§ **GIVEN PROBLEM**:
Output the material below unchanged, apart from leaving out the pictures.

§ **SUPPLIED RECORDS**:
# # # # # # #
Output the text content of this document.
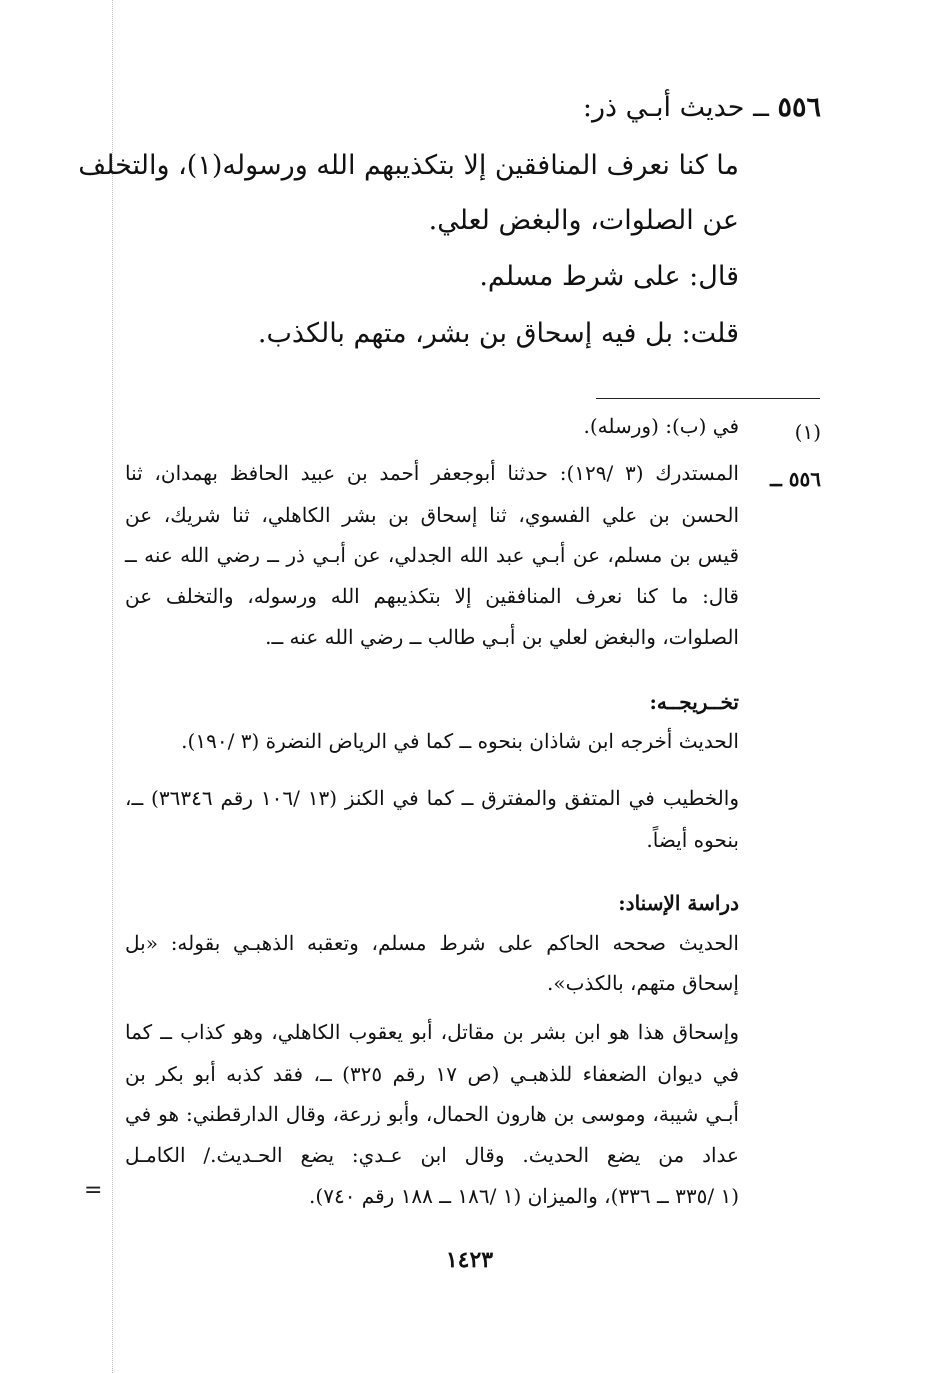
=
٥٥٦ ــ حديث أبـي ذر:
ما كنا نعرف المنافقين إلا بتكذيبهم الله ورسوله(١)، والتخلف
عن الصلوات، والبغض لعلي.
قال: على شرط مسلم.
قلت: بل فيه إسحاق بن بشر، متهم بالكذب.
(١)
في (ب): (ورسله).
٥٥٦ ــ
المستدرك (٣ /١٢٩): حدثنا أبوجعفر أحمد بن عبيد الحافظ بهمدان، ثنا
الحسن بن علي الفسوي، ثنا إسحاق بن بشر الكاهلي، ثنا شريك، عن
قيس بن مسلم، عن أبـي عبد الله الجدلي، عن أبـي ذر ــ رضي الله عنه ــ
قال: ما كنا نعرف المنافقين إلا بتكذيبهم الله ورسوله، والتخلف عن
الصلوات، والبغض لعلي بن أبـي طالب ــ رضي الله عنه ــ.
تخــريجــه:
الحديث أخرجه ابن شاذان بنحوه ــ كما في الرياض النضرة (٣ /١٩٠).
والخطيب في المتفق والمفترق ــ كما في الكنز (١٣ /١٠٦ رقم ٣٦٣٤٦) ــ،
بنحوه أيضاً.
دراسة الإسناد:
الحديث صححه الحاكم على شرط مسلم، وتعقبه الذهبـي بقوله: «بل
إسحاق متهم، بالكذب».
وإسحاق هذا هو ابن بشر بن مقاتل، أبو يعقوب الكاهلي، وهو كذاب ــ كما
في ديوان الضعفاء للذهبـي (ص ١٧ رقم ٣٢٥) ــ، فقد كذبه أبو بكر بن
أبـي شيبة، وموسى بن هارون الحمال، وأبو زرعة، وقال الدارقطني: هو في
عداد من يضع الحديث. وقال ابن عـدي: يضع الحـديث./ الكامـل
(١ /٣٣٥ ــ ٣٣٦)، والميزان (١ /١٨٦ ــ ١٨٨ رقم ٧٤٠).
١٤٢٣
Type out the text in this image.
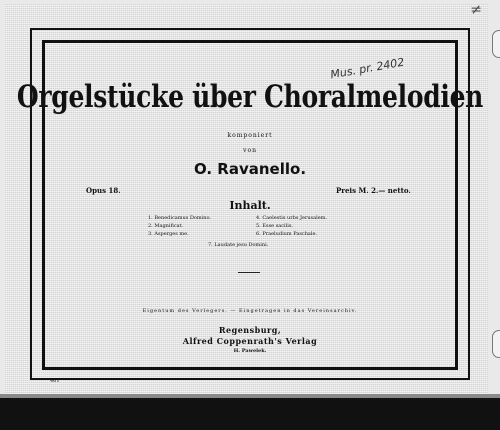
≠
Mus. pr. 2402
Orgelstücke über Choralmelodien
komponiert
von
O. Ravanello.
Opus 18.	Preis M. 2.— netto.
Inhalt.
1. Benedicamus Domino.
2. Magnificat.
3. Asperges me.
4. Caelestis urbs Jerusalem.
5. Esse sacilis.
6. Praeludium Paschale.
7. Laudate jesu Domini.
Eigentum des Verlegers. — Eingetragen in das Vereinsarchiv.
Regensburg,
Alfred Coppenrath's Verlag
H. Pawelek.
461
# # # # # # #
§ **SOLUTION FOR THIS PROBLEM**:
Output the text content of this document.
=
٥٥٦ ــ حديث أبـي ذر:
ما كنا نعرف المنافقين إلا بتكذيبهم الله ورسوله(١)، والتخلف
عن الصلوات، والبغض لعلي.
قال: على شرط مسلم.
قلت: بل فيه إسحاق بن بشر، متهم بالكذب.
(١)
في (ب): (ورسله).
٥٥٦ ــ
المستدرك (٣ /١٢٩): حدثنا أبوجعفر أحمد بن عبيد الحافظ بهمدان، ثنا
الحسن بن علي الفسوي، ثنا إسحاق بن بشر الكاهلي، ثنا شريك، عن
قيس بن مسلم، عن أبـي عبد الله الجدلي، عن أبـي ذر ــ رضي الله عنه ــ
قال: ما كنا نعرف المنافقين إلا بتكذيبهم الله ورسوله، والتخلف عن
الصلوات، والبغض لعلي بن أبـي طالب ــ رضي الله عنه ــ.
تخــريجــه:
الحديث أخرجه ابن شاذان بنحوه ــ كما في الرياض النضرة (٣ /١٩٠).
والخطيب في المتفق والمفترق ــ كما في الكنز (١٣ /١٠٦ رقم ٣٦٣٤٦) ــ،
بنحوه أيضاً.
دراسة الإسناد:
الحديث صححه الحاكم على شرط مسلم، وتعقبه الذهبـي بقوله: «بل
إسحاق متهم، بالكذب».
وإسحاق هذا هو ابن بشر بن مقاتل، أبو يعقوب الكاهلي، وهو كذاب ــ كما
في ديوان الضعفاء للذهبـي (ص ١٧ رقم ٣٢٥) ــ، فقد كذبه أبو بكر بن
أبـي شيبة، وموسى بن هارون الحمال، وأبو زرعة، وقال الدارقطني: هو في
عداد من يضع الحديث. وقال ابن عـدي: يضع الحـديث./ الكامـل
(١ /٣٣٥ ــ ٣٣٦)، والميزان (١ /١٨٦ ــ ١٨٨ رقم ٧٤٠).
١٤٢٣
Type out the text in this image.
≠
Mus. pr. 2402
Orgelstücke über Choralmelodien
komponiert
von
O. Ravanello.
Opus 18.	Preis M. 2.— netto.
Inhalt.
1. Benedicamus Domino.
2. Magnificat.
3. Asperges me.
4. Caelestis urbs Jerusalem.
5. Esse sacilis.
6. Praeludium Paschale.
7. Laudate jesu Domini.
Eigentum des Verlegers. — Eingetragen in das Vereinsarchiv.
Regensburg,
Alfred Coppenrath's Verlag
H. Pawelek.
461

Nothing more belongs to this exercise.